-- Short problem --
From the line that has "Output the text content of this document." down to the final line of the listing below, transcribe every line exactly, and only those.

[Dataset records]
■ ■ ■ ■ ■ ■ ■

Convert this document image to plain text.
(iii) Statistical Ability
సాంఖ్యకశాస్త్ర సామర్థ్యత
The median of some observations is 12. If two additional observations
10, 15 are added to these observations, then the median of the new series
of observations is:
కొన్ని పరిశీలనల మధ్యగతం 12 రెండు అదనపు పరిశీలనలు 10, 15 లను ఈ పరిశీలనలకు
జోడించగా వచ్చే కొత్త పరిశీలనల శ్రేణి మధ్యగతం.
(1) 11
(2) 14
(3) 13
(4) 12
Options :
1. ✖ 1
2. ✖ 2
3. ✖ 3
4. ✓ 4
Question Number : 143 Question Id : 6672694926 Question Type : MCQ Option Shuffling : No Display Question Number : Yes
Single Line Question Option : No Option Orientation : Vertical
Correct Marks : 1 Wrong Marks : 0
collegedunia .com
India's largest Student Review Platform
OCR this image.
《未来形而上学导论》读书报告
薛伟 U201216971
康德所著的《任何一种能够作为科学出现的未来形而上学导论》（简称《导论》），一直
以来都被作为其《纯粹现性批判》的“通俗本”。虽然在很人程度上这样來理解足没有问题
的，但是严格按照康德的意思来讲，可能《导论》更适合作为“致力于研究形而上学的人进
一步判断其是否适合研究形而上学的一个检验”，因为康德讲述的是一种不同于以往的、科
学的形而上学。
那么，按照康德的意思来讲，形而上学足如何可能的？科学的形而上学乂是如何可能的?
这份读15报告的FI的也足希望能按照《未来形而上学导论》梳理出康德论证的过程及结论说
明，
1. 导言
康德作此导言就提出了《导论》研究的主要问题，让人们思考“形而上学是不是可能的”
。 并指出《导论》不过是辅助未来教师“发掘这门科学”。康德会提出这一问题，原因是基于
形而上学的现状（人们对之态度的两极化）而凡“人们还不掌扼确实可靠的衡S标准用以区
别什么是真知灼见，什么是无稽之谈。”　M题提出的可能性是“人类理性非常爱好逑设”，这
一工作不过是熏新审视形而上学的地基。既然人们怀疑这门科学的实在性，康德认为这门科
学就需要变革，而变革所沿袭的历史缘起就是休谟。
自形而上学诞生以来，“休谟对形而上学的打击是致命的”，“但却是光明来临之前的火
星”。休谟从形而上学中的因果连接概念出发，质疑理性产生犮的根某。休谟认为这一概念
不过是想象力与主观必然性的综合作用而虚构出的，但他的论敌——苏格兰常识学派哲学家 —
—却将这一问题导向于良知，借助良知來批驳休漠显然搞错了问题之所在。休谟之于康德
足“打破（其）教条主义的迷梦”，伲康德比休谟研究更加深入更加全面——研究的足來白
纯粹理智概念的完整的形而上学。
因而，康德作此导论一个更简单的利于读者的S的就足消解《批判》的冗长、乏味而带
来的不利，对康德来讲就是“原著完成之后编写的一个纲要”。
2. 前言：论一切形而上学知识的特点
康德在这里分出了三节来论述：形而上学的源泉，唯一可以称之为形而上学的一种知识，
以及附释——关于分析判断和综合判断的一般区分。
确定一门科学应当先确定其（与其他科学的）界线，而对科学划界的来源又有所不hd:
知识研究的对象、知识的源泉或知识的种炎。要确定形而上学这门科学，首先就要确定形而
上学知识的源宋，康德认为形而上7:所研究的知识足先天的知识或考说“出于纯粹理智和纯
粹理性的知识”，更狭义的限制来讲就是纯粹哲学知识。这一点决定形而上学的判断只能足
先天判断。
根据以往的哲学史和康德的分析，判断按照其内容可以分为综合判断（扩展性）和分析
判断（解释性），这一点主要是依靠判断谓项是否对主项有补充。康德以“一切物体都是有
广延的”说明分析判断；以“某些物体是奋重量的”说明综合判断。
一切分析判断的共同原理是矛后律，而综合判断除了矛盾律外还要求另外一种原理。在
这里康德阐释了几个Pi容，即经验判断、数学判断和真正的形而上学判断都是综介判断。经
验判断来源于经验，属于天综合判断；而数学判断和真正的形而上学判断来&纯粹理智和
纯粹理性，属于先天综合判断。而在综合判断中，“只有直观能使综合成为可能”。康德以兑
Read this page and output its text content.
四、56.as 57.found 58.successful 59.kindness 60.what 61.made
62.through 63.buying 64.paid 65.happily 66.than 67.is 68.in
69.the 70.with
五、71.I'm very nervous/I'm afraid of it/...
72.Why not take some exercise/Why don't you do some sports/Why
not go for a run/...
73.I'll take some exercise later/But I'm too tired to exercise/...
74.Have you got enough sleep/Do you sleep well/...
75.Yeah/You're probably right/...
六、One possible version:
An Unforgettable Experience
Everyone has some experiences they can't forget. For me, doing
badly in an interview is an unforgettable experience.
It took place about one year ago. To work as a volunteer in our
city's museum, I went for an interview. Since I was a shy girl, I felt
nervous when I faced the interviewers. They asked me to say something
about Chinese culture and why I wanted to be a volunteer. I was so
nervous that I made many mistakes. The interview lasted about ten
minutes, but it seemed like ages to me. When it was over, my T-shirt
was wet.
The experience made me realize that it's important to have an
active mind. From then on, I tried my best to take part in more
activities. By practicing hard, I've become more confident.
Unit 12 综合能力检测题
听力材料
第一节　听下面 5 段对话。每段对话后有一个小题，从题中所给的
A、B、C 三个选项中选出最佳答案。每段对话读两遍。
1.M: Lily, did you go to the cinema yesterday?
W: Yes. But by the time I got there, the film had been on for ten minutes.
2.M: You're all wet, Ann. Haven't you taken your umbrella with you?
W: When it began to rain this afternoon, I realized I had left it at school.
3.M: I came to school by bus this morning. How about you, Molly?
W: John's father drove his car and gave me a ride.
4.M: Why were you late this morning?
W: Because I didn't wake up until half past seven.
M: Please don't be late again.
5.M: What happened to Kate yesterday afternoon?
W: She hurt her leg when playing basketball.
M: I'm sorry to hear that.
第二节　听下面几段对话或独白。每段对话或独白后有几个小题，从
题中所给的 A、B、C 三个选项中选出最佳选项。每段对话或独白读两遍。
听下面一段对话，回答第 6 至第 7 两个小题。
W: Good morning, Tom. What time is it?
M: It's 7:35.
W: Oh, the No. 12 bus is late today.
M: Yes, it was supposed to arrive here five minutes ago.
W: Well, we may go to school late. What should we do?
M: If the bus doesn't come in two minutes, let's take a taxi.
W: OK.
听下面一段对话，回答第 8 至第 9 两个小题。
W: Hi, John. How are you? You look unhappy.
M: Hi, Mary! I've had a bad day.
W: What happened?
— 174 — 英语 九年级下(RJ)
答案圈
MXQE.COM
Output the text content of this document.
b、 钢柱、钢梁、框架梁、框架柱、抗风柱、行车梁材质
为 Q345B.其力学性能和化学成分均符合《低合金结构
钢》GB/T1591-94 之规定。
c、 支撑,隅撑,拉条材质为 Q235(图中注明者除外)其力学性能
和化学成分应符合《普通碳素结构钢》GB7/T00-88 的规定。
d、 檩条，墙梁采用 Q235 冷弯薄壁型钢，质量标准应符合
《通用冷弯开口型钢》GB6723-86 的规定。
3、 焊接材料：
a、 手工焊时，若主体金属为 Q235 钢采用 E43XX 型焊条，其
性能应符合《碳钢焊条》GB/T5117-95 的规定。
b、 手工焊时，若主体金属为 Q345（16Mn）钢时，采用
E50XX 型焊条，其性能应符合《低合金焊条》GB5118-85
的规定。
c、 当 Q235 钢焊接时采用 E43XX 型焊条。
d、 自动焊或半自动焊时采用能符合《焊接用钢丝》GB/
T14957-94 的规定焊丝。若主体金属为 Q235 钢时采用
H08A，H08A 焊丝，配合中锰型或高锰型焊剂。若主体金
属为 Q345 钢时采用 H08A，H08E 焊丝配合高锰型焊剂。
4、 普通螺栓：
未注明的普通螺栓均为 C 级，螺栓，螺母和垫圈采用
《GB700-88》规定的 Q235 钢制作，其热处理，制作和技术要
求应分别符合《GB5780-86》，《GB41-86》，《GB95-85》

■ ■ ■ ■ ■ ■ ■

-- Answer --
Output the text content of this document.
b、 钢柱、钢梁、框架梁、框架柱、抗风柱、行车梁材质
为 Q345B.其力学性能和化学成分均符合《低合金结构
钢》GB/T1591-94 之规定。
c、 支撑,隅撑,拉条材质为 Q235(图中注明者除外)其力学性能
和化学成分应符合《普通碳素结构钢》GB7/T00-88 的规定。
d、 檩条，墙梁采用 Q235 冷弯薄壁型钢，质量标准应符合
《通用冷弯开口型钢》GB6723-86 的规定。
3、 焊接材料：
a、 手工焊时，若主体金属为 Q235 钢采用 E43XX 型焊条，其
性能应符合《碳钢焊条》GB/T5117-95 的规定。
b、 手工焊时，若主体金属为 Q345（16Mn）钢时，采用
E50XX 型焊条，其性能应符合《低合金焊条》GB5118-85
的规定。
c、 当 Q235 钢焊接时采用 E43XX 型焊条。
d、 自动焊或半自动焊时采用能符合《焊接用钢丝》GB/
T14957-94 的规定焊丝。若主体金属为 Q235 钢时采用
H08A，H08A 焊丝，配合中锰型或高锰型焊剂。若主体金
属为 Q345 钢时采用 H08A，H08E 焊丝配合高锰型焊剂。
4、 普通螺栓：
未注明的普通螺栓均为 C 级，螺栓，螺母和垫圈采用
《GB700-88》规定的 Q235 钢制作，其热处理，制作和技术要
求应分别符合《GB5780-86》，《GB41-86》，《GB95-85》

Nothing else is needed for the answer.